Goal:
Scan the material for the word "cours", and copy each line where it shows up.

Records supplied:
+++++

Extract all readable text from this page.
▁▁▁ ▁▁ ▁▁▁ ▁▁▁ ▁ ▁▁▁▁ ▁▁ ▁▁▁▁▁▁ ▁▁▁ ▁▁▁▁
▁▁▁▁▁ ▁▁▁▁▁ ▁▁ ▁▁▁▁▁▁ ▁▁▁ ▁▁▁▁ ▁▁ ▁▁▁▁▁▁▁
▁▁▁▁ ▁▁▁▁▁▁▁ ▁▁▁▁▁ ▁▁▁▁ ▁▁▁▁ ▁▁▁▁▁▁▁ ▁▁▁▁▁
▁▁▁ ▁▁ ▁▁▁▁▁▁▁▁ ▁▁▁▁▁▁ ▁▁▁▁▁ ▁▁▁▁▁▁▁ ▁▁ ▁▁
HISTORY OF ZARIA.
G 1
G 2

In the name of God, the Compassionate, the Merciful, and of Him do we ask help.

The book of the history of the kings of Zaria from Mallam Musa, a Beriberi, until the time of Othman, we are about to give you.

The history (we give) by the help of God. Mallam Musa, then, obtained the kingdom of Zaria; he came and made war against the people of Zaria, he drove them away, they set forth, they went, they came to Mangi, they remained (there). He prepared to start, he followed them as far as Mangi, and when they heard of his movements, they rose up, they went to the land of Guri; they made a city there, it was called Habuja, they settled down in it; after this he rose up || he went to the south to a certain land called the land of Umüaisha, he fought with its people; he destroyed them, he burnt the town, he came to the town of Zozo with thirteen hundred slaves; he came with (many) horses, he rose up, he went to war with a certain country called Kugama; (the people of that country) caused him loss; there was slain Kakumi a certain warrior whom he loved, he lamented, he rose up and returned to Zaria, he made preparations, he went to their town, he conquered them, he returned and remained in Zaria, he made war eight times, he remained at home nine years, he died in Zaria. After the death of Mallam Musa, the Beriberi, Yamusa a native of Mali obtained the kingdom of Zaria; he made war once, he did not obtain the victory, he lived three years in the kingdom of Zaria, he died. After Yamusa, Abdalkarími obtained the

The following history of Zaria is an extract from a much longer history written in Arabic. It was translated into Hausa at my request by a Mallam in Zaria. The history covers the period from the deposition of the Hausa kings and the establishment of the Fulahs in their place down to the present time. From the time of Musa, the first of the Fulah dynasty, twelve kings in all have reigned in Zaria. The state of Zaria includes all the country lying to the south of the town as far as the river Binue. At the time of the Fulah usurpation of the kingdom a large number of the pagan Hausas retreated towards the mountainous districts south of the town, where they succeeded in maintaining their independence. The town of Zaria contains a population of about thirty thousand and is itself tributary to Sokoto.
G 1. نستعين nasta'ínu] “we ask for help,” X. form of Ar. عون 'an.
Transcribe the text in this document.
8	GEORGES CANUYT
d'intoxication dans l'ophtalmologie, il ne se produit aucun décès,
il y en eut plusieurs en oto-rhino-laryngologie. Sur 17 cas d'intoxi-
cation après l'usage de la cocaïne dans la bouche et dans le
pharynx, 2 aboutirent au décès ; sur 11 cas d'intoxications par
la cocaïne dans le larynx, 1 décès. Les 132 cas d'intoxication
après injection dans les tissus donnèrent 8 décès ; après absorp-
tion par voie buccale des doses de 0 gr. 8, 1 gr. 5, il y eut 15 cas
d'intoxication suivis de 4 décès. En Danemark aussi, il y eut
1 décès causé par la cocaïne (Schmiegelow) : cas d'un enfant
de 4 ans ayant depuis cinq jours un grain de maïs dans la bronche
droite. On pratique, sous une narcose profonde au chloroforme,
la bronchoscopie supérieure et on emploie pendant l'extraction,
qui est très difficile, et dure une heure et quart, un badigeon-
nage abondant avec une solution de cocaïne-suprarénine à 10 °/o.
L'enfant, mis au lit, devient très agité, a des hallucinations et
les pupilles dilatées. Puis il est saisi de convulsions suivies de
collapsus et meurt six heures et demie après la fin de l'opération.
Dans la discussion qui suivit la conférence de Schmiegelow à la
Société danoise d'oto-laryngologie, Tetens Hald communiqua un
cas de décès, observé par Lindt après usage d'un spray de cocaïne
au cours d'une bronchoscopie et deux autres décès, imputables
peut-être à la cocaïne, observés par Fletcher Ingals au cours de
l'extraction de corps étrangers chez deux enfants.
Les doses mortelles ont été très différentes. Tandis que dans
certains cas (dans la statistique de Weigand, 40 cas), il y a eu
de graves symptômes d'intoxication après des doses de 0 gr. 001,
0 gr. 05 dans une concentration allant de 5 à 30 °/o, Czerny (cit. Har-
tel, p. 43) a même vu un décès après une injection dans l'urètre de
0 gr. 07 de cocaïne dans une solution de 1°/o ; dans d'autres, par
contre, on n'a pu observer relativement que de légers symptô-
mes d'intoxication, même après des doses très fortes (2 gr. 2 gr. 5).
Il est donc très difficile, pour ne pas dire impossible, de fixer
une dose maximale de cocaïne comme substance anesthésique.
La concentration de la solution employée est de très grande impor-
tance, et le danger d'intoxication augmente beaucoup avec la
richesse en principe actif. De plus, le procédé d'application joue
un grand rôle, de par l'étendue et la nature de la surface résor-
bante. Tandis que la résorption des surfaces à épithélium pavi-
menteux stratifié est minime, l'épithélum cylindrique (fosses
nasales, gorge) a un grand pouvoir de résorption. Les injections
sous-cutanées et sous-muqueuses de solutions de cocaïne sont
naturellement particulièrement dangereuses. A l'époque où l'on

+++++

Written answer:
au cours d'une bronchoscopie et deux autres décès, imputables
peut-être à la cocaïne, observés par Fletcher Ingals au cours de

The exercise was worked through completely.